===== Entries provided =====

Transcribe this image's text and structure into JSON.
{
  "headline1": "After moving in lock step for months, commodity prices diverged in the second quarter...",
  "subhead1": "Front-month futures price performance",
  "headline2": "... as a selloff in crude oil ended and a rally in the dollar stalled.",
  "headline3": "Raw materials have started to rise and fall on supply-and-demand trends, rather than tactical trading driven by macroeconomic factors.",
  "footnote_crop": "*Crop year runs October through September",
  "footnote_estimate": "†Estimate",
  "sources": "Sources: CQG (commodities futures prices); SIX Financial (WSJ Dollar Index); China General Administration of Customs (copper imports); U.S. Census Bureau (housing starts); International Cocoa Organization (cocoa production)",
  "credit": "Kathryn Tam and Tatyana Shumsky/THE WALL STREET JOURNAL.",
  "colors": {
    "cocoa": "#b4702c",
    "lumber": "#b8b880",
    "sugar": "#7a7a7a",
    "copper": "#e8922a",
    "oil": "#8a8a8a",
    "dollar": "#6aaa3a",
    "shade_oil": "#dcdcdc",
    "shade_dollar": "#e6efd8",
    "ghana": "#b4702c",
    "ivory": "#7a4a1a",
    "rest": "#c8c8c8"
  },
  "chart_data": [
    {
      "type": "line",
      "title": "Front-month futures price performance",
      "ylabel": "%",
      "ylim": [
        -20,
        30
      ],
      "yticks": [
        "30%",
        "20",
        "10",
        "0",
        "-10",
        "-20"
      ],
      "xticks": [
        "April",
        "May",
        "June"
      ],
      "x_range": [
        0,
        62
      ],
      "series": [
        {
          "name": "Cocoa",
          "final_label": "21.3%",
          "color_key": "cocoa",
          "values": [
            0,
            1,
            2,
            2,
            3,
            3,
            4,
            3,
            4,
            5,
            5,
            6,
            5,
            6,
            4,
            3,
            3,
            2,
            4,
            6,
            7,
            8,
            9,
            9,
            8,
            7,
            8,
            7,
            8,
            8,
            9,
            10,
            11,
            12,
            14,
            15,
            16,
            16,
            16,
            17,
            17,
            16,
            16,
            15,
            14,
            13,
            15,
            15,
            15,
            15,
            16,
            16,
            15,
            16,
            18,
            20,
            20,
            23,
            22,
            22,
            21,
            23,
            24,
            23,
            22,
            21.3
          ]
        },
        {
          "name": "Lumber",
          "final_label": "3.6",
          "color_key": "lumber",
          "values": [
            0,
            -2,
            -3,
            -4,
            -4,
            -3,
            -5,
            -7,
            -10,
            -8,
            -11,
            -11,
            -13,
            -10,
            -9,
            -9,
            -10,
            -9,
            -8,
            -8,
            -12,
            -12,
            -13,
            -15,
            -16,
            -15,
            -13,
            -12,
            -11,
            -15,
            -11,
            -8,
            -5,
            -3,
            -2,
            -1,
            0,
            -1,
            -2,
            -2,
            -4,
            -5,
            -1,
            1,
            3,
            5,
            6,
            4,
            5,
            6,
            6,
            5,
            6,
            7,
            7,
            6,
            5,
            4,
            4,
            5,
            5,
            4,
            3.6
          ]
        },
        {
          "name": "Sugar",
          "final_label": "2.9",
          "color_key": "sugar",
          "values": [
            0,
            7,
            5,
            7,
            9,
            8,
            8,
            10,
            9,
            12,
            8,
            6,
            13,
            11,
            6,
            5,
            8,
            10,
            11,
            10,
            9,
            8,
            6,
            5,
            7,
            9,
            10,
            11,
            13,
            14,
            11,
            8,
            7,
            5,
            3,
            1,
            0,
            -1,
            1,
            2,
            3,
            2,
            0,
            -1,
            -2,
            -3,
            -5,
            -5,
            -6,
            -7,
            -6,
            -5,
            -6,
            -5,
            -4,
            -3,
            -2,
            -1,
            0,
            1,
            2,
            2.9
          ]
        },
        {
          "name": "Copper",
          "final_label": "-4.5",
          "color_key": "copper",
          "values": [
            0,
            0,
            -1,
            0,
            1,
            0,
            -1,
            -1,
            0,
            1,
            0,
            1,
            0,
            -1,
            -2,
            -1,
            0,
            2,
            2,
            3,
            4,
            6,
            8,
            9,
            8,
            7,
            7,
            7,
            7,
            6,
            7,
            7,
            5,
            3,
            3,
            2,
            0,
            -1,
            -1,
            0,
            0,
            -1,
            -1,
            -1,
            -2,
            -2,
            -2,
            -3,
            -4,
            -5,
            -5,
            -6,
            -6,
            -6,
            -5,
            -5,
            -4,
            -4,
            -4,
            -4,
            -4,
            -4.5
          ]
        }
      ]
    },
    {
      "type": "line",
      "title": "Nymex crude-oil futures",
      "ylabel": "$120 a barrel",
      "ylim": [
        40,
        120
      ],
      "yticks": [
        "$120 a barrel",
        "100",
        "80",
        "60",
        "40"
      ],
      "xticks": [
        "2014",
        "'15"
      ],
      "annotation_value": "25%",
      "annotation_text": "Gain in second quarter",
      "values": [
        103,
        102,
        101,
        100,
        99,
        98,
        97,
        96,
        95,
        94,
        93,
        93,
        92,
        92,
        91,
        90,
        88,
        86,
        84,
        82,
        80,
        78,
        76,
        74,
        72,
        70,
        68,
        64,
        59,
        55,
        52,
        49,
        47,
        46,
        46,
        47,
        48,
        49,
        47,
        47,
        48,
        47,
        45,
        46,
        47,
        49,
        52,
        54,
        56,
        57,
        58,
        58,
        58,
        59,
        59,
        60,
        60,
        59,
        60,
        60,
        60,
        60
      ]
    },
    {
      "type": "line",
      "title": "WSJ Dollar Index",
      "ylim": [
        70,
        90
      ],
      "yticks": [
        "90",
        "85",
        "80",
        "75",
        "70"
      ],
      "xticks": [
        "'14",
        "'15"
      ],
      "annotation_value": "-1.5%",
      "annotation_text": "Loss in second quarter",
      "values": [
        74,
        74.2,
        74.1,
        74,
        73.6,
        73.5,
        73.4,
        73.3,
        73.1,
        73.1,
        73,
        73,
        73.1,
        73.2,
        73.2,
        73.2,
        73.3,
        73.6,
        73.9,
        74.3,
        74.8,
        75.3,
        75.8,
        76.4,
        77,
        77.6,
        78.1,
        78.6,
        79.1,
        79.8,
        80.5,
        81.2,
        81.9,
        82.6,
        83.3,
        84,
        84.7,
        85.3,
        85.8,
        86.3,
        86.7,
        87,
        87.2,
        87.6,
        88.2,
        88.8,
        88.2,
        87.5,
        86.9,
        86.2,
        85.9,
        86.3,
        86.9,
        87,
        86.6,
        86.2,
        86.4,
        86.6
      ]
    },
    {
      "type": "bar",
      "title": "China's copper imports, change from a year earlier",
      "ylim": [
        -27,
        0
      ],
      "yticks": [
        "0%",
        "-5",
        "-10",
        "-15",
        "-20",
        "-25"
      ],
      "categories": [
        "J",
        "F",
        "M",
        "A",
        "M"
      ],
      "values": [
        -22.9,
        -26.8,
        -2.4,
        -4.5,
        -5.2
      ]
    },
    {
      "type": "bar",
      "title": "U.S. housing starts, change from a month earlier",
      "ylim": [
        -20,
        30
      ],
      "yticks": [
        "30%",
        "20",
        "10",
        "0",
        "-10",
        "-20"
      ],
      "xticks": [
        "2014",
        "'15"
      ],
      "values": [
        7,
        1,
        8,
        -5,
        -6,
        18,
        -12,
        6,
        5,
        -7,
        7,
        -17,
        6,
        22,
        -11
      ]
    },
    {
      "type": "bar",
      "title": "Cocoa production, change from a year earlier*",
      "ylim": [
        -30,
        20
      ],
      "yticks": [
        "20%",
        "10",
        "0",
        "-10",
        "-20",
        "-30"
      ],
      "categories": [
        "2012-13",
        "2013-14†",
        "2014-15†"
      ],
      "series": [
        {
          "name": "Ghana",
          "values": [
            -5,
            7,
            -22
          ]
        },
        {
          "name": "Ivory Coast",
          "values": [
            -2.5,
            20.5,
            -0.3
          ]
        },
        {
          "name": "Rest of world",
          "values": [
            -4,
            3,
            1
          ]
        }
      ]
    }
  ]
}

=====

__The request__. Copy every line of the entries above in which "Index" occurs.

__Finished answer__.
  "sources": "Sources: CQG (commodities futures prices); SIX Financial (WSJ Dollar Index); China General Administration of Customs (copper imports); U.S. Census Bureau (housing starts); International Cocoa Organization (cocoa production)",
      "title": "WSJ Dollar Index",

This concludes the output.